• **Exercise aim**:
Copy whichever lines contain the string "mailchecker".

• **Record list**:
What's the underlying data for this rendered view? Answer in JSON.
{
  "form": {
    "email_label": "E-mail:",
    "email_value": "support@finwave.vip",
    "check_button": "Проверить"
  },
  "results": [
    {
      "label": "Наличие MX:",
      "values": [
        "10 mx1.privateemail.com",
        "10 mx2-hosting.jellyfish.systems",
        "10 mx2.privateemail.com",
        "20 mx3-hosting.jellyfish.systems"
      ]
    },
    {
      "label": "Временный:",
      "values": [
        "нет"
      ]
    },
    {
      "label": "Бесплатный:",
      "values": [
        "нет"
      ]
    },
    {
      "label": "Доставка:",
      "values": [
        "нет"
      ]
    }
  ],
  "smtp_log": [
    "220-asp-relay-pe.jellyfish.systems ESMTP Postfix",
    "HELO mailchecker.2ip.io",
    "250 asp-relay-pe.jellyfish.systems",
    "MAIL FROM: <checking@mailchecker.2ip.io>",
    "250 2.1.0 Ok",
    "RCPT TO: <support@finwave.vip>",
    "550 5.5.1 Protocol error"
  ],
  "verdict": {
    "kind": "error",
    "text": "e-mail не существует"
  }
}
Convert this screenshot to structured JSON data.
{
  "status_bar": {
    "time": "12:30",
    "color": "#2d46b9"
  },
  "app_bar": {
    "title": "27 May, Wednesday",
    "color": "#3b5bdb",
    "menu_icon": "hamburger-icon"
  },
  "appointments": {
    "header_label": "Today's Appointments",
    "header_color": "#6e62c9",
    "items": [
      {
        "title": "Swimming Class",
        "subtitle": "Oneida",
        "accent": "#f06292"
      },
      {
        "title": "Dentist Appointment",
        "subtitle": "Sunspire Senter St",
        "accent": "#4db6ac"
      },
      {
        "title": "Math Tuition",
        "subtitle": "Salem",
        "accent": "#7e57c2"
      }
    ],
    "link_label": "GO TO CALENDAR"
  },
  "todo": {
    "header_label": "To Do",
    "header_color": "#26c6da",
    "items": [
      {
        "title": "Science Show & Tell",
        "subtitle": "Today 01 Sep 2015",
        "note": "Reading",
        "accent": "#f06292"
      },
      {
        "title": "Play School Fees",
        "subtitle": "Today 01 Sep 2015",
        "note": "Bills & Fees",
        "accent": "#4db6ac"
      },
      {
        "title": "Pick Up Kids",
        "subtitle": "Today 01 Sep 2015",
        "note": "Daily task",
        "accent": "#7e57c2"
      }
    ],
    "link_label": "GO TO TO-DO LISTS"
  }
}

• **The answer**:
    "HELO mailchecker.2ip.io",
    "MAIL FROM: <checking@mailchecker.2ip.io>",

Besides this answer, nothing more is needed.